:: EXERCISE OBJECTIVE ::
Lines holding the string "from" are the ones to copy; find them all in the data.
====================
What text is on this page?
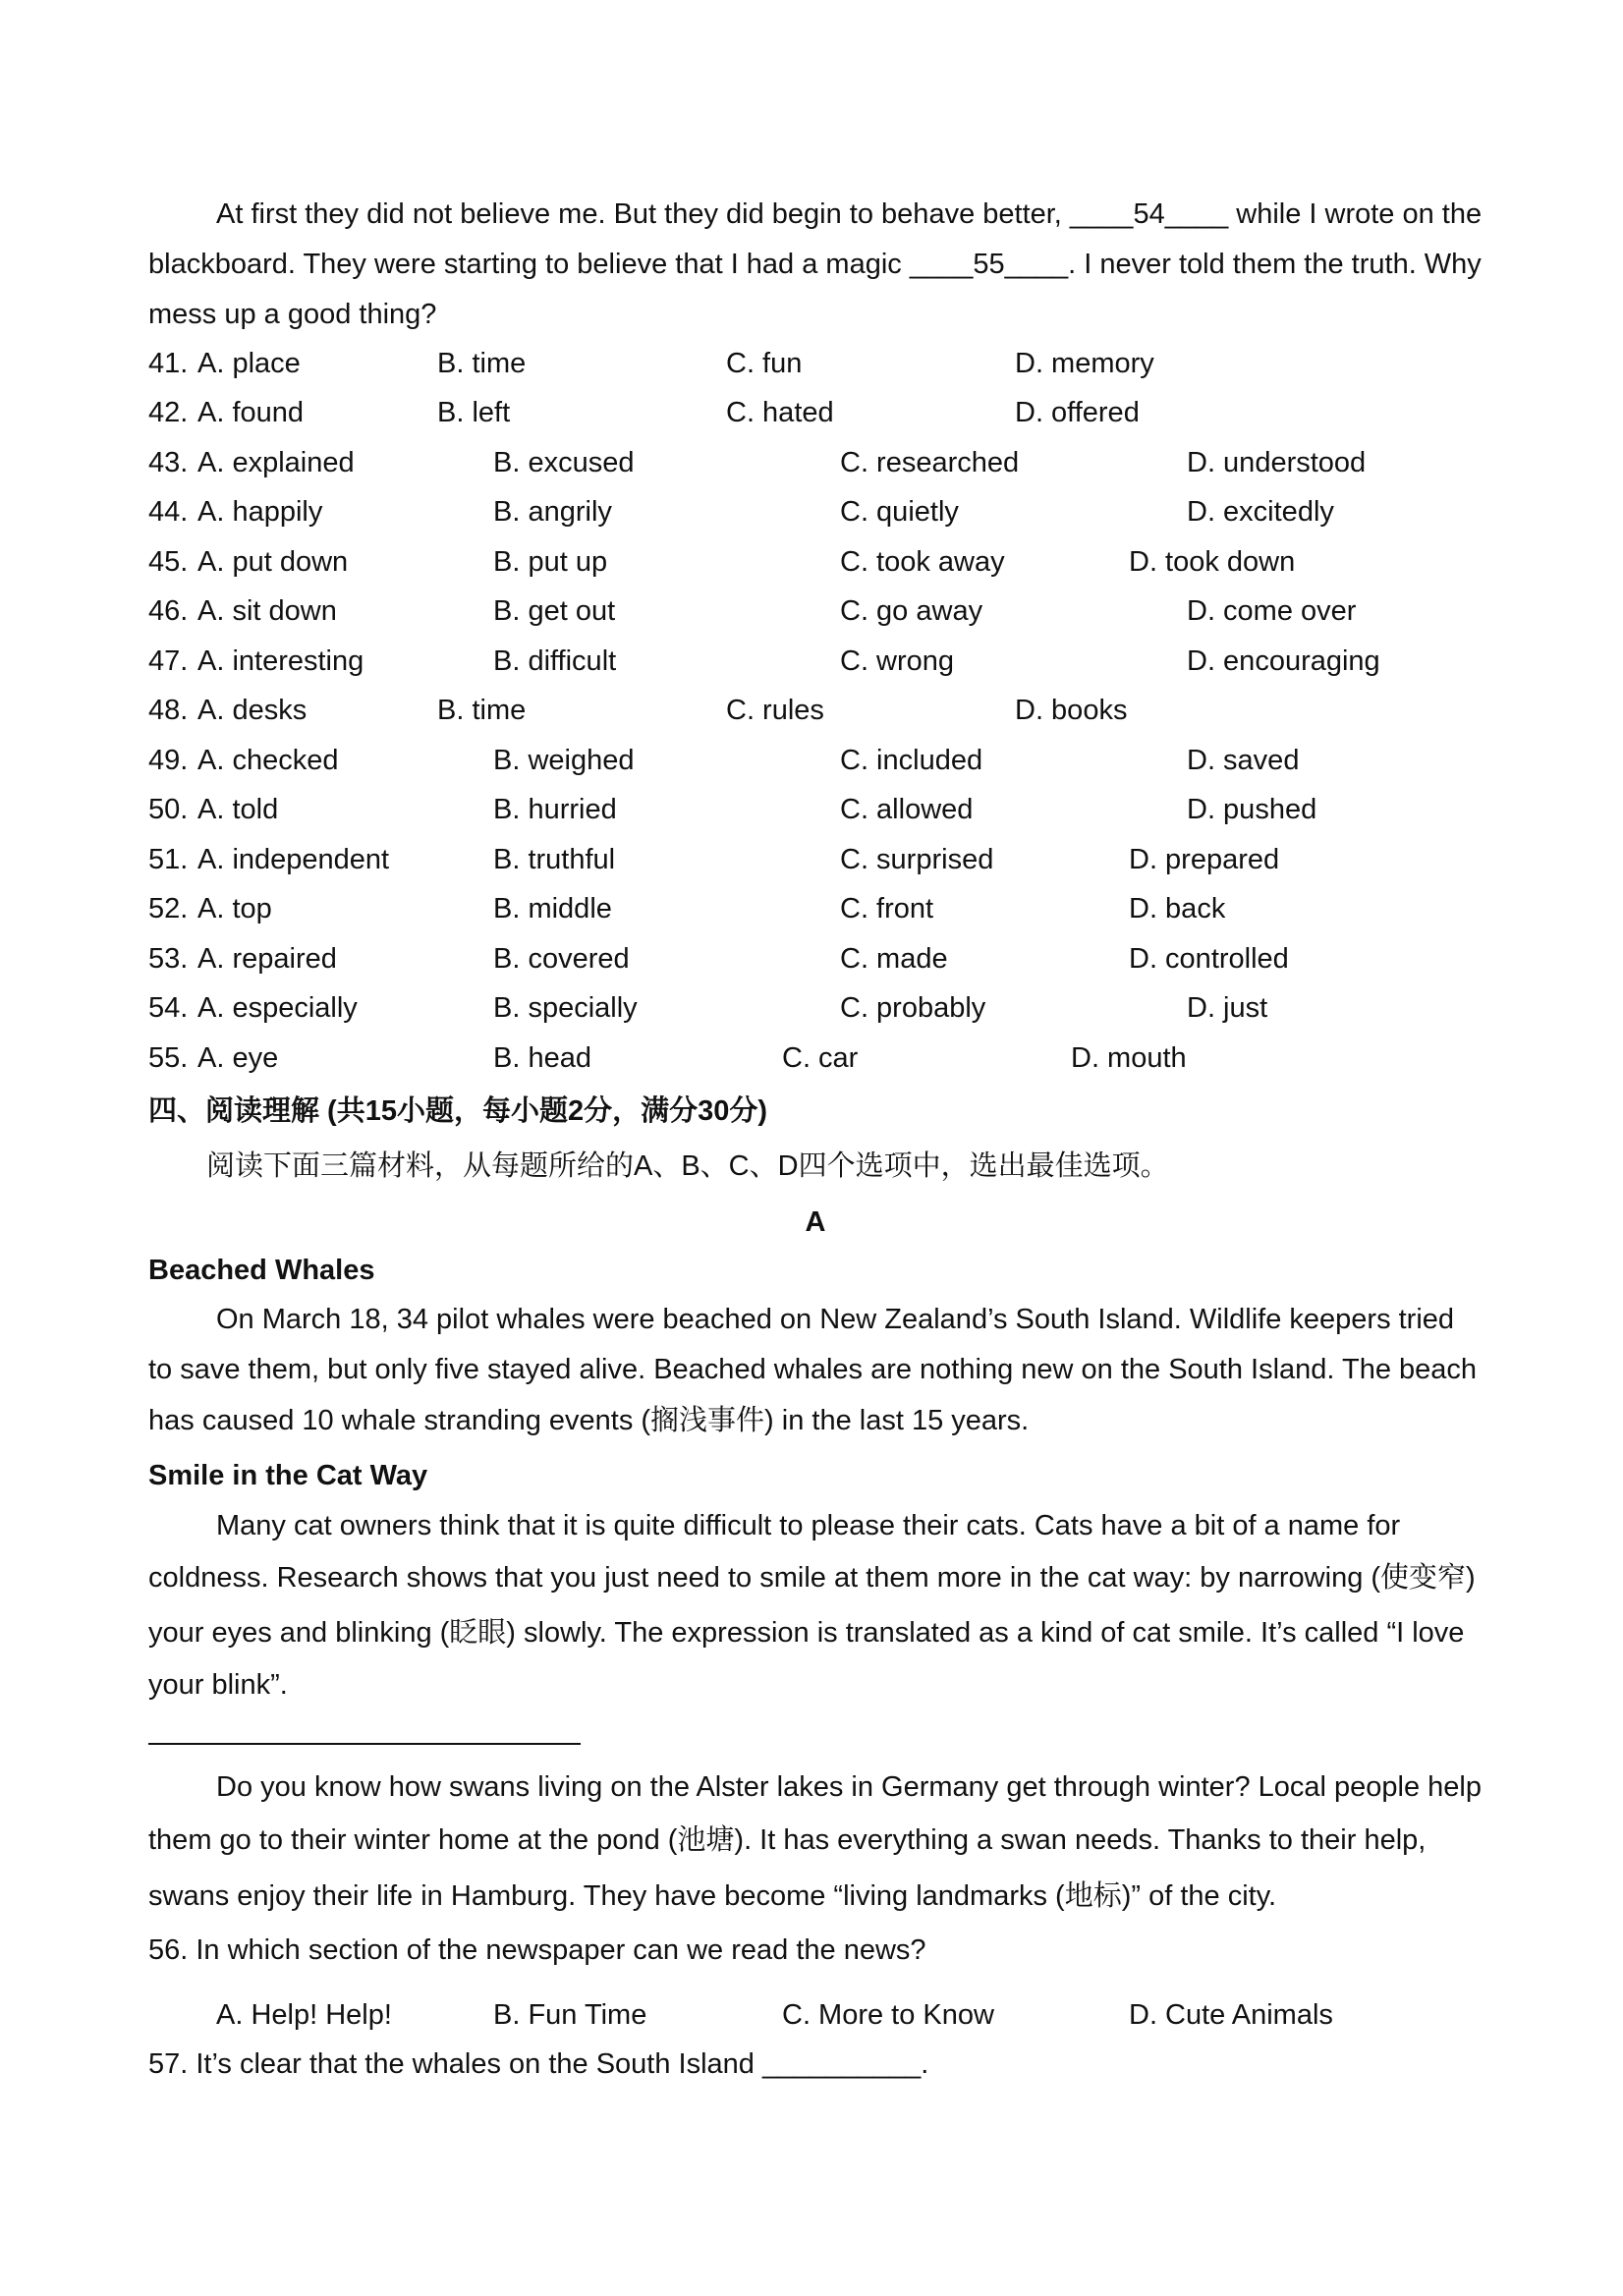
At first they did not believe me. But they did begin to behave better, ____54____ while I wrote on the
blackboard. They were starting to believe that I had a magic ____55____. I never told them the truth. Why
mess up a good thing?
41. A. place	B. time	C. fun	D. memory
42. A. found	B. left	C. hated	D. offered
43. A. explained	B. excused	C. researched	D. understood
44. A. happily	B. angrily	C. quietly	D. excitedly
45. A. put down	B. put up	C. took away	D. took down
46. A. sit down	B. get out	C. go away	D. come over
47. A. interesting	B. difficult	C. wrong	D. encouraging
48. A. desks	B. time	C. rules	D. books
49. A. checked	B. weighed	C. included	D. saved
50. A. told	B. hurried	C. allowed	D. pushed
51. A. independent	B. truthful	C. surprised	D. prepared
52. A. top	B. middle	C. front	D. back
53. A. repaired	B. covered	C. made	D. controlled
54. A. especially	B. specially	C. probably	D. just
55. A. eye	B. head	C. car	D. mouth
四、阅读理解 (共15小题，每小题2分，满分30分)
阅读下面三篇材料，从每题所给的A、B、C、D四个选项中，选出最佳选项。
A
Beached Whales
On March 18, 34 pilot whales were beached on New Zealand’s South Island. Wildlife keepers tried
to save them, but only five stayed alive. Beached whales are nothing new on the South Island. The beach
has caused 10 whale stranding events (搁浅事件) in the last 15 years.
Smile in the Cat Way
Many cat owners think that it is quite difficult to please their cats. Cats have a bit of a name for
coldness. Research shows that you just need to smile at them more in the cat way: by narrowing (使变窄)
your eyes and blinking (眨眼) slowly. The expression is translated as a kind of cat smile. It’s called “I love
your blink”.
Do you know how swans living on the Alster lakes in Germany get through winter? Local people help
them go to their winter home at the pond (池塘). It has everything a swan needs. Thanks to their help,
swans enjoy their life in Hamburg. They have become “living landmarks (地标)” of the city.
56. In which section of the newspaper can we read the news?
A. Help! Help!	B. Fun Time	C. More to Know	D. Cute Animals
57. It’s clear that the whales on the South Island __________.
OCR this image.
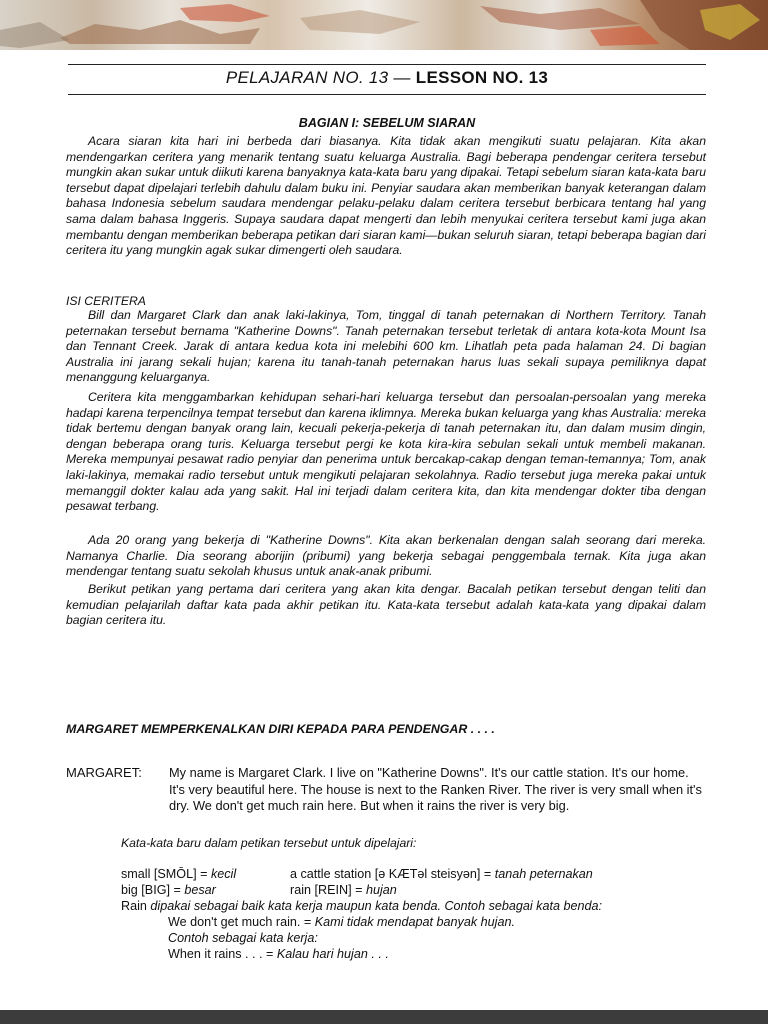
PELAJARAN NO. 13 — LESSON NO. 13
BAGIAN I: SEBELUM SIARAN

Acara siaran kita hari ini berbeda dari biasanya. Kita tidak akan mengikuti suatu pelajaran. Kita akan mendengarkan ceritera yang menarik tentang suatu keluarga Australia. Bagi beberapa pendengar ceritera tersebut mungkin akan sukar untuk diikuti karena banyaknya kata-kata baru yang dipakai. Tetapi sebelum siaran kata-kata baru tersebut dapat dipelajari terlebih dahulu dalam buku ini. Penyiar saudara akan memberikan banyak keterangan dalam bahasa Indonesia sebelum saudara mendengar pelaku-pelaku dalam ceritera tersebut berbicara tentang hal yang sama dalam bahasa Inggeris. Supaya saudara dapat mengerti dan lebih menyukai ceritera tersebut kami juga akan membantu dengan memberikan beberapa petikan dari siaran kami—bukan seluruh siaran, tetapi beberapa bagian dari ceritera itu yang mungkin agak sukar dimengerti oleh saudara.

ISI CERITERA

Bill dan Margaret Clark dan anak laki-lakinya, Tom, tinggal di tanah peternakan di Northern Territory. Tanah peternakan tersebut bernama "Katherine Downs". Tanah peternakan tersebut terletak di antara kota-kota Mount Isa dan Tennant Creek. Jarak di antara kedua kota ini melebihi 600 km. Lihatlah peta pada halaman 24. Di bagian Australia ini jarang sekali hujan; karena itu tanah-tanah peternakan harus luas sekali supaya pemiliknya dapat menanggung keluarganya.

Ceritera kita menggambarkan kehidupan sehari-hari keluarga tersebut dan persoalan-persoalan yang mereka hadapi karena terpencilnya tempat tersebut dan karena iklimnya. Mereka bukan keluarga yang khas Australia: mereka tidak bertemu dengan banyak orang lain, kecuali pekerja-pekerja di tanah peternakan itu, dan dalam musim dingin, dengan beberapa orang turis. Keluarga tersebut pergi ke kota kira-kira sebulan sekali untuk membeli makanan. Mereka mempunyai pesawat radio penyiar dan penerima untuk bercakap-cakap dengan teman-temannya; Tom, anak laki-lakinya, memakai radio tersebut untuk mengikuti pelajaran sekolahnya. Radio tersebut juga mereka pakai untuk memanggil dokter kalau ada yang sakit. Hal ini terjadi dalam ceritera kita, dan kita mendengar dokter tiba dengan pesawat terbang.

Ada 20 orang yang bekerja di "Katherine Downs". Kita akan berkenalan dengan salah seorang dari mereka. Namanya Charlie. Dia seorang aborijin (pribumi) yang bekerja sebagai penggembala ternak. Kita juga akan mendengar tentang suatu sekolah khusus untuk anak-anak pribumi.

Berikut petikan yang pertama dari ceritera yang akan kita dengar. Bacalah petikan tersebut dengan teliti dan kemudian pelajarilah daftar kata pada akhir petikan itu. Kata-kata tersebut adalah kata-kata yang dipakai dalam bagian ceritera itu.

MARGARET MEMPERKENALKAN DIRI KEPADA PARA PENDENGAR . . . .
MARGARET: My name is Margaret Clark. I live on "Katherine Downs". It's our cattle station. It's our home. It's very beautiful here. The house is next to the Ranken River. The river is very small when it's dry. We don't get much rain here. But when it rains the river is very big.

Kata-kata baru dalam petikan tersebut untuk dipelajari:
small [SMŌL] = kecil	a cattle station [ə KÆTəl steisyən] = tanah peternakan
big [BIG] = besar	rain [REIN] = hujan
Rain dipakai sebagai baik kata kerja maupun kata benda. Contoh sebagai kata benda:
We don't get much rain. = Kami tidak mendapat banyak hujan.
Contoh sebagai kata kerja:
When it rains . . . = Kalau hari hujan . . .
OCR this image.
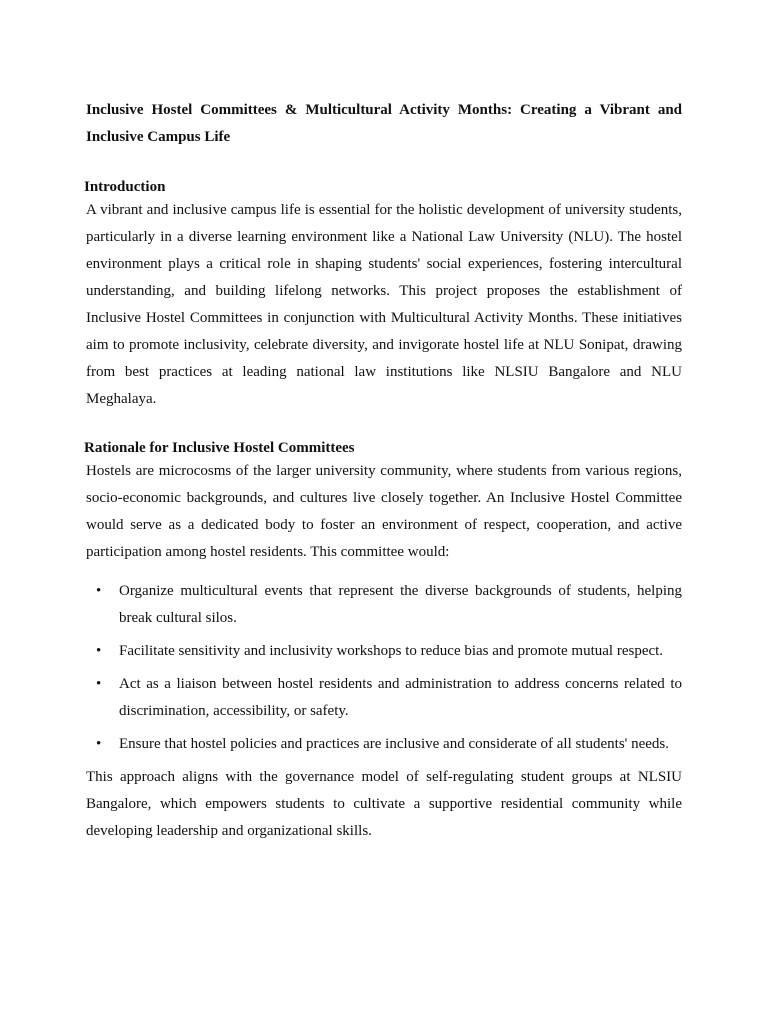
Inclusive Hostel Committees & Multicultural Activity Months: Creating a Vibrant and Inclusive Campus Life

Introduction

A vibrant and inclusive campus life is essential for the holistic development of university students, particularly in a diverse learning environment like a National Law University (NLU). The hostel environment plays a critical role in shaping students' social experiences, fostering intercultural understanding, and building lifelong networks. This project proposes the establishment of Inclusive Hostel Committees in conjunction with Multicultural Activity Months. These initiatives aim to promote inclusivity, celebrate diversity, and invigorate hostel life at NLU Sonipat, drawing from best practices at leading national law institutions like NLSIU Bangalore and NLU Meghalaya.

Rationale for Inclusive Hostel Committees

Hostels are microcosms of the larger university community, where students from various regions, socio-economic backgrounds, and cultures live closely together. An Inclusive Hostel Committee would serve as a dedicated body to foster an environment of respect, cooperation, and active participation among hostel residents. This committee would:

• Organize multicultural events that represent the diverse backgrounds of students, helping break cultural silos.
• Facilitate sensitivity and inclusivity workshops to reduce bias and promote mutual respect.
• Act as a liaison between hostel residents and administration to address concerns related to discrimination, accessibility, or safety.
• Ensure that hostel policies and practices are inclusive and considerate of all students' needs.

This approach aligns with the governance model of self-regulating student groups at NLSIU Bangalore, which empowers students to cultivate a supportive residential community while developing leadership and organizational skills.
====================
:: RESPONSE TO THE TASK ::
A vibrant and inclusive campus life is essential for the holistic development of university students, particularly in a diverse learning environment like a National Law University (NLU). The hostel environment plays a critical role in shaping students' social experiences, fostering intercultural understanding, and building lifelong networks. This project proposes the establishment of Inclusive Hostel Committees in conjunction with Multicultural Activity Months. These initiatives aim to promote inclusivity, celebrate diversity, and invigorate hostel life at NLU Sonipat, drawing from best practices at leading national law institutions like NLSIU Bangalore and NLU Meghalaya.
Hostels are microcosms of the larger university community, where students from various regions, socio-economic backgrounds, and cultures live closely together. An Inclusive Hostel Committee would serve as a dedicated body to foster an environment of respect, cooperation, and active participation among hostel residents. This committee would:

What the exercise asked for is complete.